__Task goal__: Reproduce every entry exactly, without alteration.

** BEGIN Records for processing **

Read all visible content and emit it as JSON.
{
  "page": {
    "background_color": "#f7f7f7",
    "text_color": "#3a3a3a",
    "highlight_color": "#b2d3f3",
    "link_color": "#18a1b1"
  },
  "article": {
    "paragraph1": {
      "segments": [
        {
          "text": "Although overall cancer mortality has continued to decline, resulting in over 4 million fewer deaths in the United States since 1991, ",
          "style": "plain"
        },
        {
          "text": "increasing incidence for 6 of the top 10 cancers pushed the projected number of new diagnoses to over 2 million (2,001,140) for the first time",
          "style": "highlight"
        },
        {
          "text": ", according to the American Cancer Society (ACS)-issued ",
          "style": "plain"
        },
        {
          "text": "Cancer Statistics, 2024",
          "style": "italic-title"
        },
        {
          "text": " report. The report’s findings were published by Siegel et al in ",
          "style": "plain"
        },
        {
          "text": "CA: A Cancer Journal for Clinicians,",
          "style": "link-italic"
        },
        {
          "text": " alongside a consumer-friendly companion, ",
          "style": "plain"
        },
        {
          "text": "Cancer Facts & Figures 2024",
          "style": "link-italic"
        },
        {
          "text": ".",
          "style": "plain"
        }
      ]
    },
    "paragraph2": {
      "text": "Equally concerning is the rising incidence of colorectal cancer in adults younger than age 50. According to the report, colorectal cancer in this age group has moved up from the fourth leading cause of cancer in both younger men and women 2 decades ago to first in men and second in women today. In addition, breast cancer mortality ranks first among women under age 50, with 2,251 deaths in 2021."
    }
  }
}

** END Records for processing **

__Written answer__:
Read all visible content and emit it as JSON.
{
  "page": {
    "background_color": "#f7f7f7",
    "text_color": "#3a3a3a",
    "highlight_color": "#b2d3f3",
    "link_color": "#18a1b1"
  },
  "article": {
    "paragraph1": {
      "segments": [
        {
          "text": "Although overall cancer mortality has continued to decline, resulting in over 4 million fewer deaths in the United States since 1991, ",
          "style": "plain"
        },
        {
          "text": "increasing incidence for 6 of the top 10 cancers pushed the projected number of new diagnoses to over 2 million (2,001,140) for the first time",
          "style": "highlight"
        },
        {
          "text": ", according to the American Cancer Society (ACS)-issued ",
          "style": "plain"
        },
        {
          "text": "Cancer Statistics, 2024",
          "style": "italic-title"
        },
        {
          "text": " report. The report’s findings were published by Siegel et al in ",
          "style": "plain"
        },
        {
          "text": "CA: A Cancer Journal for Clinicians,",
          "style": "link-italic"
        },
        {
          "text": " alongside a consumer-friendly companion, ",
          "style": "plain"
        },
        {
          "text": "Cancer Facts & Figures 2024",
          "style": "link-italic"
        },
        {
          "text": ".",
          "style": "plain"
        }
      ]
    },
    "paragraph2": {
      "text": "Equally concerning is the rising incidence of colorectal cancer in adults younger than age 50. According to the report, colorectal cancer in this age group has moved up from the fourth leading cause of cancer in both younger men and women 2 decades ago to first in men and second in women today. In addition, breast cancer mortality ranks first among women under age 50, with 2,251 deaths in 2021."
    }
  }
}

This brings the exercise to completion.